Extract and list every line that contains the word "nperimeter".

**** Data records ****

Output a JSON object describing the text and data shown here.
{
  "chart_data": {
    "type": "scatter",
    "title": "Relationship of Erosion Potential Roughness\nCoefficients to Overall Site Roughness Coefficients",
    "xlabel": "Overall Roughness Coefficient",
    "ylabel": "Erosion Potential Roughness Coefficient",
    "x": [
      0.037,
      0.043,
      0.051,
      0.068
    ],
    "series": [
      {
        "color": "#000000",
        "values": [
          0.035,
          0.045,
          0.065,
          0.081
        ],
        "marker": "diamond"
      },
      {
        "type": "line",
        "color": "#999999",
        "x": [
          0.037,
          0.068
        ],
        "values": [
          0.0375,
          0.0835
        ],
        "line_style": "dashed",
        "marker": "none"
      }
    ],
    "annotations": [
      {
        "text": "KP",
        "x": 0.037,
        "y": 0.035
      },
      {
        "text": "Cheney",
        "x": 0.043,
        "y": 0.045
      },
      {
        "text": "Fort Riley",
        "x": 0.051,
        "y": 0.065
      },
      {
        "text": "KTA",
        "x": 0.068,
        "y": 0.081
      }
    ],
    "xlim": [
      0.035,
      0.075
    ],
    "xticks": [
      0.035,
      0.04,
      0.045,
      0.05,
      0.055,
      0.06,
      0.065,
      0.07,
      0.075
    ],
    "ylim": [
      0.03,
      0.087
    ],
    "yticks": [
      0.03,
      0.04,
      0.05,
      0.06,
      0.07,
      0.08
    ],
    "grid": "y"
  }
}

****
**** Data records ****

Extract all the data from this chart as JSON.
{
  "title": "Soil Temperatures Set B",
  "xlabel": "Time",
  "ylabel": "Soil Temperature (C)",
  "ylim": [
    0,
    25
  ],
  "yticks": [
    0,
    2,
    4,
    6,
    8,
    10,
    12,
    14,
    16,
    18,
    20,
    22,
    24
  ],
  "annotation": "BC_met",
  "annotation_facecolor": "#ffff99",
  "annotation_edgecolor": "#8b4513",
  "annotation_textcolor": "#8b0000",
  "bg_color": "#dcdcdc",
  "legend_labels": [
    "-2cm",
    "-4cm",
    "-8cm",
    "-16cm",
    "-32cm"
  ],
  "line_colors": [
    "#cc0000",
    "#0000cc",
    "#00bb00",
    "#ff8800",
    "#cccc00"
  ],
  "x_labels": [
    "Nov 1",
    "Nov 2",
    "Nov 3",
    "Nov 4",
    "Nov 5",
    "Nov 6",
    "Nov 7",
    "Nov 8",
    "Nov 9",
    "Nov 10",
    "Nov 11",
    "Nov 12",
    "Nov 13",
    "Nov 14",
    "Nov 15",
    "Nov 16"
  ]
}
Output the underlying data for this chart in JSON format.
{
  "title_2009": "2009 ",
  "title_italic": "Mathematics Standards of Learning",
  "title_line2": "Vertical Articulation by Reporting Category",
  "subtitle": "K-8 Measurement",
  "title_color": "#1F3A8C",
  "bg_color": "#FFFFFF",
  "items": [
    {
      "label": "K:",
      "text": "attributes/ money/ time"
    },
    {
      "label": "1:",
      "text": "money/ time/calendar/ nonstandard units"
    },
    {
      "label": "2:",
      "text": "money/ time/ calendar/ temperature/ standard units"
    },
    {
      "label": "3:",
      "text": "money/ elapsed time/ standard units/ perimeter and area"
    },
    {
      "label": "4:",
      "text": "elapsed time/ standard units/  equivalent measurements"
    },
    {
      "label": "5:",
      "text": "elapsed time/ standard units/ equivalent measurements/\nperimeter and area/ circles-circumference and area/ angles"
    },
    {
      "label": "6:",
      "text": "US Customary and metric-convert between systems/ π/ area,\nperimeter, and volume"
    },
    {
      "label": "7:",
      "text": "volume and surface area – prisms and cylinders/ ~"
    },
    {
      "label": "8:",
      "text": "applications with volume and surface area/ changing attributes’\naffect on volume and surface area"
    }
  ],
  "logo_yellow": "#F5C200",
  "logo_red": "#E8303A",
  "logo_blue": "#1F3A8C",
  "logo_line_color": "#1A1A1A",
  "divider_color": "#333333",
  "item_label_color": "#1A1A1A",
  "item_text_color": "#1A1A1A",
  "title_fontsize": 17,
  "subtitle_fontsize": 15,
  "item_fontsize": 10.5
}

****

- [The solution]
      "text": "elapsed time/ standard units/ equivalent measurements/\nperimeter and area/ circles-circumference and area/ angles"
      "text": "US Customary and metric-convert between systems/ π/ area,\nperimeter, and volume"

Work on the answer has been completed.